*SET TASK*
List all the lines in these records that hold "text".

Collected data
══════════════════════════════
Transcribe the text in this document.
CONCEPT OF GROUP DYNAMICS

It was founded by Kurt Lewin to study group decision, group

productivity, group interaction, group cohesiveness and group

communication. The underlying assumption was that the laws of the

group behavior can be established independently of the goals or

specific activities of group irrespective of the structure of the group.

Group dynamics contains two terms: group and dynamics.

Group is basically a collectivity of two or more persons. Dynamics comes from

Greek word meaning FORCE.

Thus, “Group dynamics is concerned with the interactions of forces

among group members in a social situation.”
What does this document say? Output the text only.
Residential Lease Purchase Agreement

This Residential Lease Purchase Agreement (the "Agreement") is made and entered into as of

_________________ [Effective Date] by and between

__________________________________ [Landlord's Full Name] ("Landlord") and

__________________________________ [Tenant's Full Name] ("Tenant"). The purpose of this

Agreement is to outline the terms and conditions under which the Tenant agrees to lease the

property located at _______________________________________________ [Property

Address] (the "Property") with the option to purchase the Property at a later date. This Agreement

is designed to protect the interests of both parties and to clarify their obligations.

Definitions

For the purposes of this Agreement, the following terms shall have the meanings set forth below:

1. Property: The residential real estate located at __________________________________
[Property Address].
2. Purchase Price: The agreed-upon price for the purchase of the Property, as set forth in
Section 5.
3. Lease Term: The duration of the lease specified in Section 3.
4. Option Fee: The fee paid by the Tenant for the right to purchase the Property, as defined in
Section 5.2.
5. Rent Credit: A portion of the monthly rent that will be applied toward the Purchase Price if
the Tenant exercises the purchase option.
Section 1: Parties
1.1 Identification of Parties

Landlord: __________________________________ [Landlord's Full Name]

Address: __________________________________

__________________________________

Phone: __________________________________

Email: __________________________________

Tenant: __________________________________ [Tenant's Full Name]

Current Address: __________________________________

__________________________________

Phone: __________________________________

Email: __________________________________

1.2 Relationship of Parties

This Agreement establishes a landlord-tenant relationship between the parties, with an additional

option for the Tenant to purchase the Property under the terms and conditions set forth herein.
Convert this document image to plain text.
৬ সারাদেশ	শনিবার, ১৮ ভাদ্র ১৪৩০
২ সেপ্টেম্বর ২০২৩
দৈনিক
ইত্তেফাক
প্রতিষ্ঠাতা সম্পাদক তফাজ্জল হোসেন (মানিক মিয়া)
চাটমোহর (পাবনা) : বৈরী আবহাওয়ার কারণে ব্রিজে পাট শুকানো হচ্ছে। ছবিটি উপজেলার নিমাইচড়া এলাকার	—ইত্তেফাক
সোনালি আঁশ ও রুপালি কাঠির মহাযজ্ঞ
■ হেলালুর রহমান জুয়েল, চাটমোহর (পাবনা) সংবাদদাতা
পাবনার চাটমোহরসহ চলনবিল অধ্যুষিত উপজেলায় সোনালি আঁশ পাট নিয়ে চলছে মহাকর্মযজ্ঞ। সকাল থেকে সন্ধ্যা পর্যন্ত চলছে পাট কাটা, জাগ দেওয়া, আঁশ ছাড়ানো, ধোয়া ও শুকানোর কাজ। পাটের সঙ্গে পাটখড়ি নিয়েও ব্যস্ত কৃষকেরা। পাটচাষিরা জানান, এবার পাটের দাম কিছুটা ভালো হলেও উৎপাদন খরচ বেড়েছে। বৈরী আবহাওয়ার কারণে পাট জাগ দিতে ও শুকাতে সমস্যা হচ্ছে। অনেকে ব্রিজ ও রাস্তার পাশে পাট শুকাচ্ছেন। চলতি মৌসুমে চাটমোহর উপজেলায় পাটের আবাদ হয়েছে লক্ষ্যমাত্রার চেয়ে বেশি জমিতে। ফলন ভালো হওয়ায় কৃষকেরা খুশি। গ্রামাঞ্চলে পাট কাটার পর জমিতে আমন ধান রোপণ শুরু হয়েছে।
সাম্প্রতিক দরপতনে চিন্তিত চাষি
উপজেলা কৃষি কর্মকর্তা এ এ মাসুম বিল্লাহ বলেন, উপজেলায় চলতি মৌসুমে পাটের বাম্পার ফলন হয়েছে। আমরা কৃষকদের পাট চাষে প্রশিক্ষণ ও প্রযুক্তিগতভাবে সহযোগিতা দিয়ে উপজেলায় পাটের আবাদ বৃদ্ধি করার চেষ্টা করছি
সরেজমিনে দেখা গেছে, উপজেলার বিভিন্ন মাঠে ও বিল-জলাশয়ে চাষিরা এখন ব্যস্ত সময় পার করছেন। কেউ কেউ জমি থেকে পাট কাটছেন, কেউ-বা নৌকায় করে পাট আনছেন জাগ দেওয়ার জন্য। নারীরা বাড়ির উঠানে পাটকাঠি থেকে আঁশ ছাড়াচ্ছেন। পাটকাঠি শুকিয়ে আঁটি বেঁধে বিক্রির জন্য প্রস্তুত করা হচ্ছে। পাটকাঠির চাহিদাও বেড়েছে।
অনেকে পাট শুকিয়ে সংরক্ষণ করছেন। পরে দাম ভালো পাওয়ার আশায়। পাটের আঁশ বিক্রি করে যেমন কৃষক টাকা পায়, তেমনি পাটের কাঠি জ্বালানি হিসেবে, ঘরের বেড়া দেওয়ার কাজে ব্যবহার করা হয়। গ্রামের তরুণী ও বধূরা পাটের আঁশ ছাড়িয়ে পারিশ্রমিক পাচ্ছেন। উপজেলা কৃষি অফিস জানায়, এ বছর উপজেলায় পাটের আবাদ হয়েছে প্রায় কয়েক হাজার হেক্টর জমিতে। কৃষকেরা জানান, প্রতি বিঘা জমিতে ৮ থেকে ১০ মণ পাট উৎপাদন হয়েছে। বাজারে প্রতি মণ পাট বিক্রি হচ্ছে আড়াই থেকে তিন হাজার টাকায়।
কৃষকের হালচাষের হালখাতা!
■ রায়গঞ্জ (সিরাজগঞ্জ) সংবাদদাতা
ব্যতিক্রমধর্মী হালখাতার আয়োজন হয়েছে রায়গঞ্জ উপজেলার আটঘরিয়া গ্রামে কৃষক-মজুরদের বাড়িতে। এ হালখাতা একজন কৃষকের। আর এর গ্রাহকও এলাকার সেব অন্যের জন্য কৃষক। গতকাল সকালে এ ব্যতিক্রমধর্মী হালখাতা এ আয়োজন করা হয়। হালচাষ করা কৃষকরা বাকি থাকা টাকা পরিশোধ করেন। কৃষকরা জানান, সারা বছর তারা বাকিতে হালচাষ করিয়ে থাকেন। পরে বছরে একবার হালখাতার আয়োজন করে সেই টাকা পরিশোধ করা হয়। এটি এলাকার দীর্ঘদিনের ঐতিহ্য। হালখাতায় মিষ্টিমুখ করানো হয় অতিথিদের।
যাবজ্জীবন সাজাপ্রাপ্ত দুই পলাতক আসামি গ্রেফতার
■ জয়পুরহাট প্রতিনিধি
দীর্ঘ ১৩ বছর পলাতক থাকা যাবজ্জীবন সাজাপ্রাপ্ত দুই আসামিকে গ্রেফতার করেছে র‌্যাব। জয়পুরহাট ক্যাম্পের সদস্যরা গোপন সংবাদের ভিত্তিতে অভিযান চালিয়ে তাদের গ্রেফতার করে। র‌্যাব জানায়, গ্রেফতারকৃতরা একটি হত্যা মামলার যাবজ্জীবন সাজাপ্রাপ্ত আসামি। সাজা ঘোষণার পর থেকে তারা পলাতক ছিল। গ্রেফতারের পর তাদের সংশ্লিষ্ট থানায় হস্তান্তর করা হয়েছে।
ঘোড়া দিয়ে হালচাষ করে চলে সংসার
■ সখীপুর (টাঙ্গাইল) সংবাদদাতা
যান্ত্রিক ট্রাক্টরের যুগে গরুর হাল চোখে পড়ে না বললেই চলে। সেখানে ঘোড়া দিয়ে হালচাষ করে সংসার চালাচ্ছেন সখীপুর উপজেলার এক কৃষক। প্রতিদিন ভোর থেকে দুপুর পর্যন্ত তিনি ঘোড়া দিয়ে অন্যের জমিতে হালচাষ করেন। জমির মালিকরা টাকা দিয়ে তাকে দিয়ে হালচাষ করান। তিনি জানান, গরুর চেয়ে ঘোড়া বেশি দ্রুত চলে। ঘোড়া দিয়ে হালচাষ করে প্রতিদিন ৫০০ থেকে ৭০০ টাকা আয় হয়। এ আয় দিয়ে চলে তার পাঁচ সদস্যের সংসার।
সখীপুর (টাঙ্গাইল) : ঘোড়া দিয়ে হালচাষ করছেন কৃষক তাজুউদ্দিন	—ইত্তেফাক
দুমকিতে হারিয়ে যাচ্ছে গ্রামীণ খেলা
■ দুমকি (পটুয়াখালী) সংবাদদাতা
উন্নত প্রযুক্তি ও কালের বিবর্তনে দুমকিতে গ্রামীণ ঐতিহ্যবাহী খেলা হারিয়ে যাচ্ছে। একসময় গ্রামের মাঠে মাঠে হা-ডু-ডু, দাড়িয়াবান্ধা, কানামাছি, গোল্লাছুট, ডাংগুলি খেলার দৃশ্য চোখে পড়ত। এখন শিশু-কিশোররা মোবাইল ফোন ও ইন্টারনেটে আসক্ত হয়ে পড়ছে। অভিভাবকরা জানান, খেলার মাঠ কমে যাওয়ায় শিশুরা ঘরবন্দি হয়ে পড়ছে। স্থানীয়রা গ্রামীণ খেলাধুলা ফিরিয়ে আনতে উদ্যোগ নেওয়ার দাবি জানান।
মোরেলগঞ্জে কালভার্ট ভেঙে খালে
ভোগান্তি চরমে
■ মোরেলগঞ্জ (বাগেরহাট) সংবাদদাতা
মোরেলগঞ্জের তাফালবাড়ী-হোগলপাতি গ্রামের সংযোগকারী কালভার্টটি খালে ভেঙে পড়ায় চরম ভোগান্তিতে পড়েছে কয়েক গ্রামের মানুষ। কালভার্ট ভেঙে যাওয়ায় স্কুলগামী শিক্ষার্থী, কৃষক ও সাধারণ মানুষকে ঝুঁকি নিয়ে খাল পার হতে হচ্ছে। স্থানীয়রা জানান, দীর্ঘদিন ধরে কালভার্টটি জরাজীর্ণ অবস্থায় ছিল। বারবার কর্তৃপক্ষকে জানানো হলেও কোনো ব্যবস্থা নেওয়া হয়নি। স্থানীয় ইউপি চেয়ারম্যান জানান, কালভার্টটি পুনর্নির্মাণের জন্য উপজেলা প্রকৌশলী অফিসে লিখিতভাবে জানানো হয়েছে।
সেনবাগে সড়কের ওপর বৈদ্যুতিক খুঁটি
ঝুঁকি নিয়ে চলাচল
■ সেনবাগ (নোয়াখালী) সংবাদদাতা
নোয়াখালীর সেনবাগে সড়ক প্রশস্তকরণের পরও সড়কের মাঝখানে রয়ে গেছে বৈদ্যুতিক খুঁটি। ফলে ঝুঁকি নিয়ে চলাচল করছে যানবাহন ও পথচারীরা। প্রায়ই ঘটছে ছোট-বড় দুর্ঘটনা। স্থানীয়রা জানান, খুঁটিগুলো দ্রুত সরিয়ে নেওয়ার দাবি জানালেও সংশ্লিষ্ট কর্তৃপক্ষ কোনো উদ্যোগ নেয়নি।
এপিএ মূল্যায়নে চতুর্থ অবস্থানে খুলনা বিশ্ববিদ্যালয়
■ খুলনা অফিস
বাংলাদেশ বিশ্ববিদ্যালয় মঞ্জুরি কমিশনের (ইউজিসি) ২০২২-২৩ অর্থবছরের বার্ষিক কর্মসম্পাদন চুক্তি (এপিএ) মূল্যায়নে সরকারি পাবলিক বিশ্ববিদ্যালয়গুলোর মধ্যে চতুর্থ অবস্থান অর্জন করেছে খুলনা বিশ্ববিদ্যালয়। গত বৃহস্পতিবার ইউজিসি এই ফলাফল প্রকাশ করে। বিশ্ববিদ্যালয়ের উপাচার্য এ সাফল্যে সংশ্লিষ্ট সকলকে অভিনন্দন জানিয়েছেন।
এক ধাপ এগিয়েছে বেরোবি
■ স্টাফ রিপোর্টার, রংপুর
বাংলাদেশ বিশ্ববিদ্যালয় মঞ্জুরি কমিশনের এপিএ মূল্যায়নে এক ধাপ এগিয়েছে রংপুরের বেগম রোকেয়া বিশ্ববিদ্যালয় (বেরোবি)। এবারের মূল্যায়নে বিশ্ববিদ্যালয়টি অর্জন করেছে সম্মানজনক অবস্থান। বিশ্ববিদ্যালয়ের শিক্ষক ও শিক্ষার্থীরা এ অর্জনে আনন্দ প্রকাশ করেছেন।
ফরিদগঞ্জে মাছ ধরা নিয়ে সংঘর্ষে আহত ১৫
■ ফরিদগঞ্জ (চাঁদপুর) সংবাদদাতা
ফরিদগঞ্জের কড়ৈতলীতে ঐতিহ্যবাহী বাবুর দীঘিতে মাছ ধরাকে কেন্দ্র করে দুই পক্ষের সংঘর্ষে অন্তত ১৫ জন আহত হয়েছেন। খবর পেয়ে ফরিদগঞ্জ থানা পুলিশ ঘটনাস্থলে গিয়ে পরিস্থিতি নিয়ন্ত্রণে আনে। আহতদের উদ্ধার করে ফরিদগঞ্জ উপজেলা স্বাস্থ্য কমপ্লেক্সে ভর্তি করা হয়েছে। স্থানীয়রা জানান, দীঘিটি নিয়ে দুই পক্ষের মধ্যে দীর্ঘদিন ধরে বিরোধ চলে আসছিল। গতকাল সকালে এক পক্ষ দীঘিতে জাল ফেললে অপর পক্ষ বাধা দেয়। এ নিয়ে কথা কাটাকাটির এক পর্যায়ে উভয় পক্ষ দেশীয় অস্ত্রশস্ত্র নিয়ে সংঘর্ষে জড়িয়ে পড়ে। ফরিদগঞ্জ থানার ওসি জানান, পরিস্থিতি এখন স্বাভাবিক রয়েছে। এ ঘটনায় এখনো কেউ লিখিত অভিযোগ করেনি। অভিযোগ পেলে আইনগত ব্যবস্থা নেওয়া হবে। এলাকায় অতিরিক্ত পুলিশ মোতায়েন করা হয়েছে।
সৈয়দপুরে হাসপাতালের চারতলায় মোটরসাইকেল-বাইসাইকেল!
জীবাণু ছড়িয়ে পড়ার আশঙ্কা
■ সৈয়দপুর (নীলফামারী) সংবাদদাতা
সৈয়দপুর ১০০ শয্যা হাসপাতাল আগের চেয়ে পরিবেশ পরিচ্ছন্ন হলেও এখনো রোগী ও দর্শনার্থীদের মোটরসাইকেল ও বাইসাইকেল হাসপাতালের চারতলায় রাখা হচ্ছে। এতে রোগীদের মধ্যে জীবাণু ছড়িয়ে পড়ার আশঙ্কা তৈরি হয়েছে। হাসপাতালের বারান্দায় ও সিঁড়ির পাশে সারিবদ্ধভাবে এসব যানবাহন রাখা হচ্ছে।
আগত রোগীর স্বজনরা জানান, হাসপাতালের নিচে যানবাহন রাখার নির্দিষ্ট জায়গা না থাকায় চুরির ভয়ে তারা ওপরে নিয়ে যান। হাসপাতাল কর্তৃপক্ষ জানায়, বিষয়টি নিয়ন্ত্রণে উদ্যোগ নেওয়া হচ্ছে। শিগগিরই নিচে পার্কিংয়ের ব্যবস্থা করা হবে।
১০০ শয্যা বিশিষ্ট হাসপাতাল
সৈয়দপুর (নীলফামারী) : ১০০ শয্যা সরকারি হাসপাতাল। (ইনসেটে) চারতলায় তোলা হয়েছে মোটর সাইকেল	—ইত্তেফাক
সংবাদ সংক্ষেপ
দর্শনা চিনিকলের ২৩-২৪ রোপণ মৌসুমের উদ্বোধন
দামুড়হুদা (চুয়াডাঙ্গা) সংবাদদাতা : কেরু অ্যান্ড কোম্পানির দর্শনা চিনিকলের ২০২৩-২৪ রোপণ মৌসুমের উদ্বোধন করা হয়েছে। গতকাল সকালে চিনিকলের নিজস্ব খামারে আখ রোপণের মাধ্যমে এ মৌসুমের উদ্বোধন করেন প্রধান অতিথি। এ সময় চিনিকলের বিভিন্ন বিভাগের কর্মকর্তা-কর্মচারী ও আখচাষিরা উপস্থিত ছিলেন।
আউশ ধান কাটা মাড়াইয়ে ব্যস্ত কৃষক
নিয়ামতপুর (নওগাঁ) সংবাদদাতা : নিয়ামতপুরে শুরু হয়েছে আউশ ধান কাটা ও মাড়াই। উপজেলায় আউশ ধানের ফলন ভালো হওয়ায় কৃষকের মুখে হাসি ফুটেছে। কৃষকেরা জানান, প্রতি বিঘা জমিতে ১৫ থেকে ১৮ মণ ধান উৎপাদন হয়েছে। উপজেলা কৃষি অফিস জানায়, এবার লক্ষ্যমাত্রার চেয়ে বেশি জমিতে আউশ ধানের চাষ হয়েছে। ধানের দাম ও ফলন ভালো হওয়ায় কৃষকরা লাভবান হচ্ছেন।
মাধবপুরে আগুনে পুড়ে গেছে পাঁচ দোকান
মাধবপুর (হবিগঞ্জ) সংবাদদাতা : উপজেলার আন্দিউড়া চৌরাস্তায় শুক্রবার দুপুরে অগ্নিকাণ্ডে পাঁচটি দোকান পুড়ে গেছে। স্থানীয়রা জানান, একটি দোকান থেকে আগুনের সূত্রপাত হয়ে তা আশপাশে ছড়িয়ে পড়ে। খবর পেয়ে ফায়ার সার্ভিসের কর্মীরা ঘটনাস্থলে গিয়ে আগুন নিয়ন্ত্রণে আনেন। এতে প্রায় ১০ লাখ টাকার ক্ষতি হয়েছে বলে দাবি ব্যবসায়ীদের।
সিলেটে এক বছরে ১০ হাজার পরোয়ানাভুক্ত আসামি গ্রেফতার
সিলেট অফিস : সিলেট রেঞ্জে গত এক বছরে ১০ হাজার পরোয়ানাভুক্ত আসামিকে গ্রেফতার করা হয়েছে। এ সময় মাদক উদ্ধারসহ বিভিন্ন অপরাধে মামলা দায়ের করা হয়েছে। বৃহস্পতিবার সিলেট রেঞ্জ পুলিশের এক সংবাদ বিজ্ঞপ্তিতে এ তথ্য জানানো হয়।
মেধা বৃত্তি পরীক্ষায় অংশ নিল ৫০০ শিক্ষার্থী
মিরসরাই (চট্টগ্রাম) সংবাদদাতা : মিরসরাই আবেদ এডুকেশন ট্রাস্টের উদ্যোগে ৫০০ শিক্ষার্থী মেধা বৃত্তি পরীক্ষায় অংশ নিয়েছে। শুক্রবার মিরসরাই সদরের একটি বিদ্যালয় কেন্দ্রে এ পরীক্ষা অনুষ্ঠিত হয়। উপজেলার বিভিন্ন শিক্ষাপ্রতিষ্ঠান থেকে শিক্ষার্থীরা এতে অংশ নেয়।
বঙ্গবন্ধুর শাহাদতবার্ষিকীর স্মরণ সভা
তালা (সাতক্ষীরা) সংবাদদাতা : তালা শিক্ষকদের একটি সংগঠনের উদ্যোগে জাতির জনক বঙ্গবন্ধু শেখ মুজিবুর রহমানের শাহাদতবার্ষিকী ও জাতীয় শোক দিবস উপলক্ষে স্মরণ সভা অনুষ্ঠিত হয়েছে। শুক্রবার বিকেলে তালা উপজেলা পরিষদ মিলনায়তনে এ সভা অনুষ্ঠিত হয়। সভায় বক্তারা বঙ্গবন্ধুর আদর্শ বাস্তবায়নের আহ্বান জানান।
══════════════════════════════
*EXERCISE RESPONSE*
Transcribe the text in this document.
What does this document say? Output the text only.
Convert this document image to plain text.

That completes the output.